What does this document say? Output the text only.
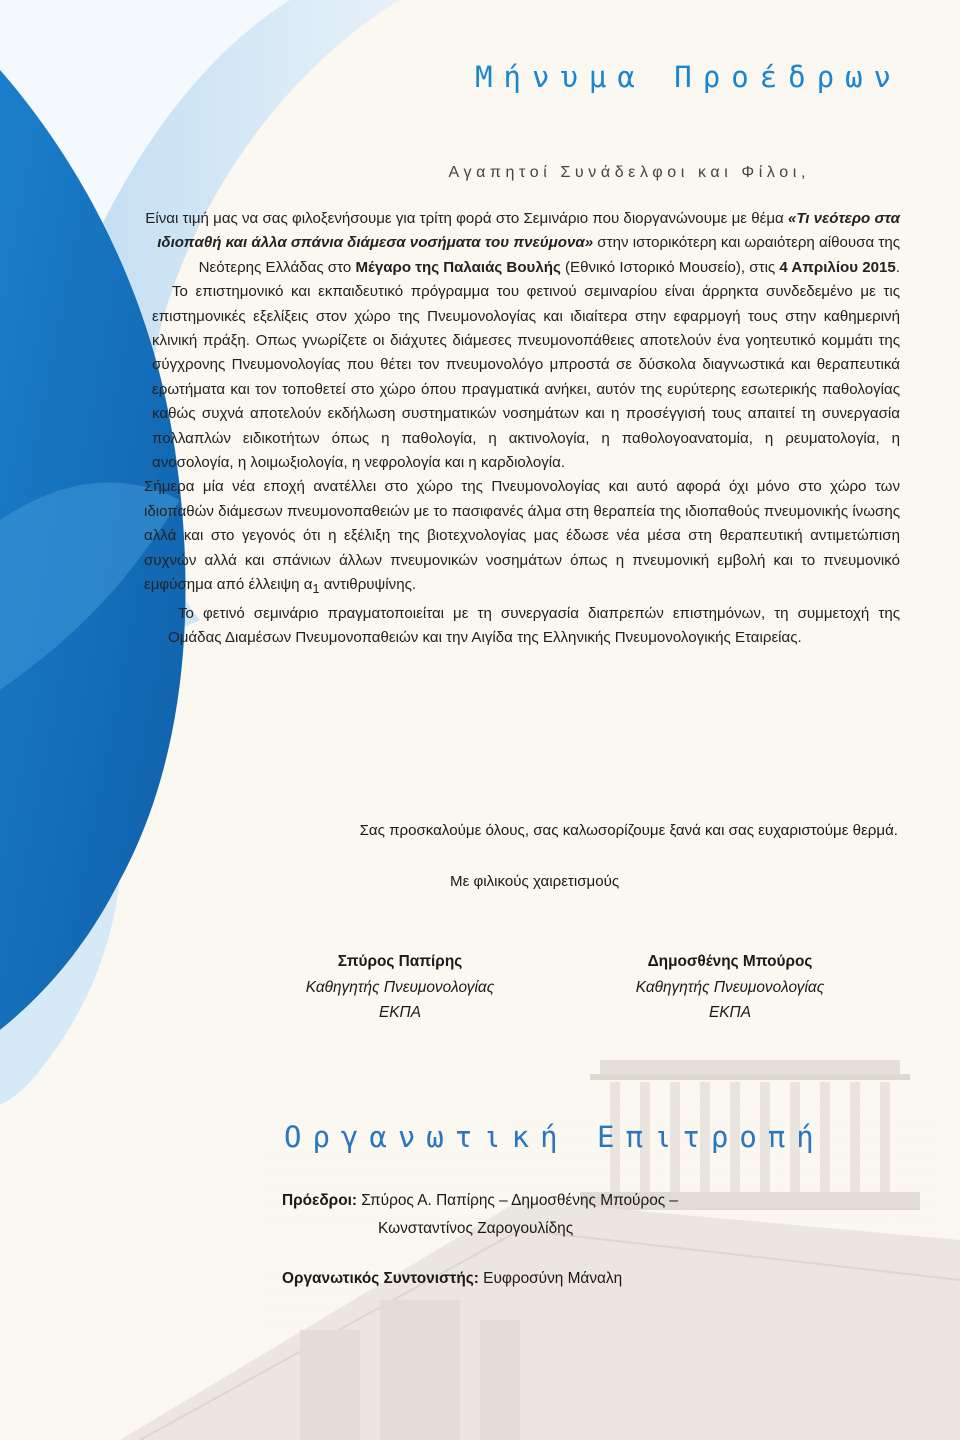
Μήνυμα Προέδρων
Αγαπητοί Συνάδελφοι και Φίλοι,

Είναι τιμή μας να σας φιλοξενήσουμε για τρίτη φορά στο Σεμινάριο που διοργανώνουμε με θέμα «Τι νεότερο στα ιδιοπαθή και άλλα σπάνια διάμεσα νοσήματα του πνεύμονα» στην ιστορικότερη και ωραιότερη αίθουσα της Νεότερης Ελλάδας στο Μέγαρο της Παλαιάς Βουλής (Εθνικό Ιστορικό Μουσείο), στις 4 Απριλίου 2015.

Το επιστημονικό και εκπαιδευτικό πρόγραμμα του φετινού σεμιναρίου είναι άρρηκτα συνδεδεμένο με τις επιστημονικές εξελίξεις στον χώρο της Πνευμονολογίας και ιδιαίτερα στην εφαρμογή τους στην καθημερινή κλινική πράξη. Οπως γνωρίζετε οι διάχυτες διάμεσες πνευμονοπάθειες αποτελούν ένα γοητευτικό κομμάτι της σύγχρονης Πνευμονολογίας που θέτει τον πνευμονολόγο μπροστά σε δύσκολα διαγνωστικά και θεραπευτικά ερωτήματα και τον τοποθετεί στο χώρο όπου πραγματικά ανήκει, αυτόν της ευρύτερης εσωτερικής παθολογίας καθώς συχνά αποτελούν εκδήλωση συστηματικών νοσημάτων και η προσέγγισή τους απαιτεί τη συνεργασία πολλαπλών ειδικοτήτων όπως η παθολογία, η ακτινολογία, η παθολογοανατομία, η ρευματολογία, η ανοσολογία, η λοιμωξιολογία, η νεφρολογία και η καρδιολογία.

Σήμερα μία νέα εποχή ανατέλλει στο χώρο της Πνευμονολογίας και αυτό αφορά όχι μόνο στο χώρο των ιδιοπαθών διάμεσων πνευμονοπαθειών με το πασιφανές άλμα στη θεραπεία της ιδιοπαθούς πνευμονικής ίνωσης αλλά και στο γεγονός ότι η εξέλιξη της βιοτεχνολογίας μας έδωσε νέα μέσα στη θεραπευτική αντιμετώπιση συχνών αλλά και σπάνιων άλλων πνευμονικών νοσημάτων όπως η πνευμονική εμβολή και το πνευμονικό εμφύσημα από έλλειψη $\alpha_1$ αντιθρυψίνης.

Το φετινό σεμινάριο πραγματοποιείται με τη συνεργασία διαπρεπών επιστημόνων, τη συμμετοχή της Ομάδας Διαμέσων Πνευμονοπαθειών και την Αιγίδα της Ελληνικής Πνευμονολογικής Εταιρείας.

Σας προσκαλούμε όλους, σας καλωσορίζουμε ξανά και σας ευχαριστούμε θερμά.
Με φιλικούς χαιρετισμούς
Σπύρος Παπίρης
Καθηγητής Πνευμονολογίας
ΕΚΠΑ
Δημοσθένης Μπούρος
Καθηγητής Πνευμονολογίας
ΕΚΠΑ
Οργανωτική Επιτροπή
Πρόεδροι: Σπύρος Α. Παπίρης – Δημοσθένης Μπούρος –
Κωνσταντίνος Ζαρογουλίδης
Οργανωτικός Συντονιστής: Ευφροσύνη Μάναλη
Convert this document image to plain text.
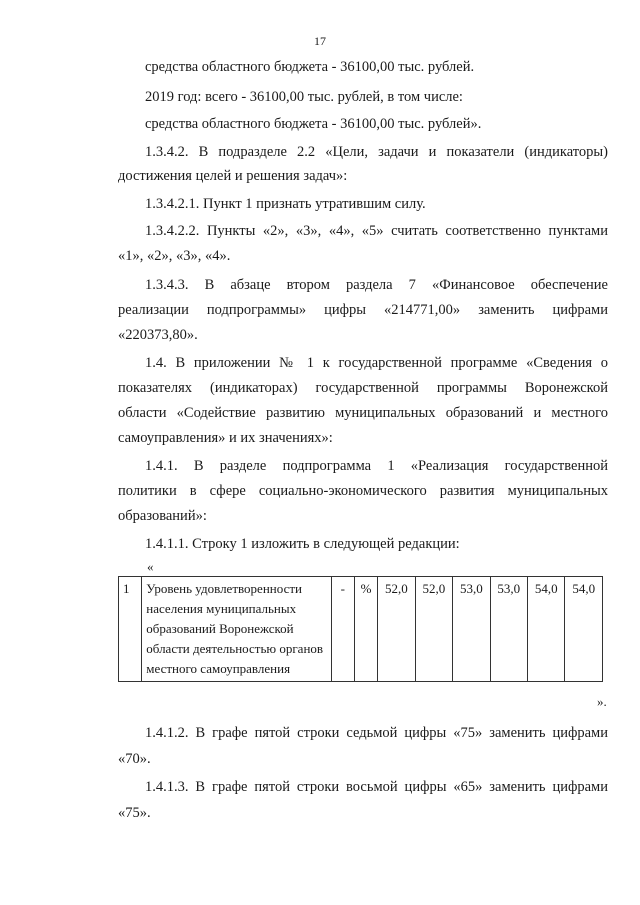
17

средства областного бюджета - 36100,00 тыс. рублей.

2019 год: всего - 36100,00 тыс. рублей, в том числе:

средства областного бюджета - 36100,00 тыс. рублей».

1.3.4.2. В подразделе 2.2 «Цели, задачи и показатели (индикаторы)

достижения целей и решения задач»:

1.3.4.2.1. Пункт 1 признать утратившим силу.

1.3.4.2.2. Пункты «2», «3», «4», «5» считать соответственно пунктами

«1», «2», «3», «4».

1.3.4.3. В абзаце втором раздела 7 «Финансовое обеспечение

реализации подпрограммы» цифры «214771,00» заменить цифрами

«220373,80».

1.4. В приложении № 1 к государственной программе «Сведения о

показателях (индикаторах) государственной программы Воронежской

области «Содействие развитию муниципальных образований и местного

самоуправления» и их значениях»:

1.4.1. В разделе подпрограмма 1 «Реализация государственной

политики в сфере социально-экономического развития муниципальных

образований»:

1.4.1.1. Строку 1 изложить в следующей редакции:

«
1	Уровень удовлетворенности населения муниципальных образований Воронежской области деятельностью органов местного самоуправления	-	%	52,0	52,0	53,0	53,0	54,0	54,0
».

1.4.1.2. В графе пятой строки седьмой цифры «75» заменить цифрами

«70».

1.4.1.3. В графе пятой строки восьмой цифры «65» заменить цифрами

«75».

→ Exercise objective
From the entries above, extract each line containing "χώρο".

→ Exercise response
Το επιστημονικό και εκπαιδευτικό πρόγραμμα του φετινού σεμιναρίου είναι άρρηκτα συνδεδεμένο με τις επιστημονικές εξελίξεις στον χώρο της Πνευμονολογίας και ιδιαίτερα στην εφαρμογή τους στην καθημερινή κλινική πράξη. Οπως γνωρίζετε οι διάχυτες διάμεσες πνευμονοπάθειες αποτελούν ένα γοητευτικό κομμάτι της σύγχρονης Πνευμονολογίας που θέτει τον πνευμονολόγο μπροστά σε δύσκολα διαγνωστικά και θεραπευτικά ερωτήματα και τον τοποθετεί στο χώρο όπου πραγματικά ανήκει, αυτόν της ευρύτερης εσωτερικής παθολογίας καθώς συχνά αποτελούν εκδήλωση συστηματικών νοσημάτων και η προσέγγισή τους απαιτεί τη συνεργασία πολλαπλών ειδικοτήτων όπως η παθολογία, η ακτινολογία, η παθολογοανατομία, η ρευματολογία, η ανοσολογία, η λοιμωξιολογία, η νεφρολογία και η καρδιολογία.
Σήμερα μία νέα εποχή ανατέλλει στο χώρο της Πνευμονολογίας και αυτό αφορά όχι μόνο στο χώρο των ιδιοπαθών διάμεσων πνευμονοπαθειών με το πασιφανές άλμα στη θεραπεία της ιδιοπαθούς πνευμονικής ίνωσης αλλά και στο γεγονός ότι η εξέλιξη της βιοτεχνολογίας μας έδωσε νέα μέσα στη θεραπευτική αντιμετώπιση συχνών αλλά και σπάνιων άλλων πνευμονικών νοσημάτων όπως η πνευμονική εμβολή και το πνευμονικό εμφύσημα από έλλειψη $\alpha_1$ αντιθρυψίνης.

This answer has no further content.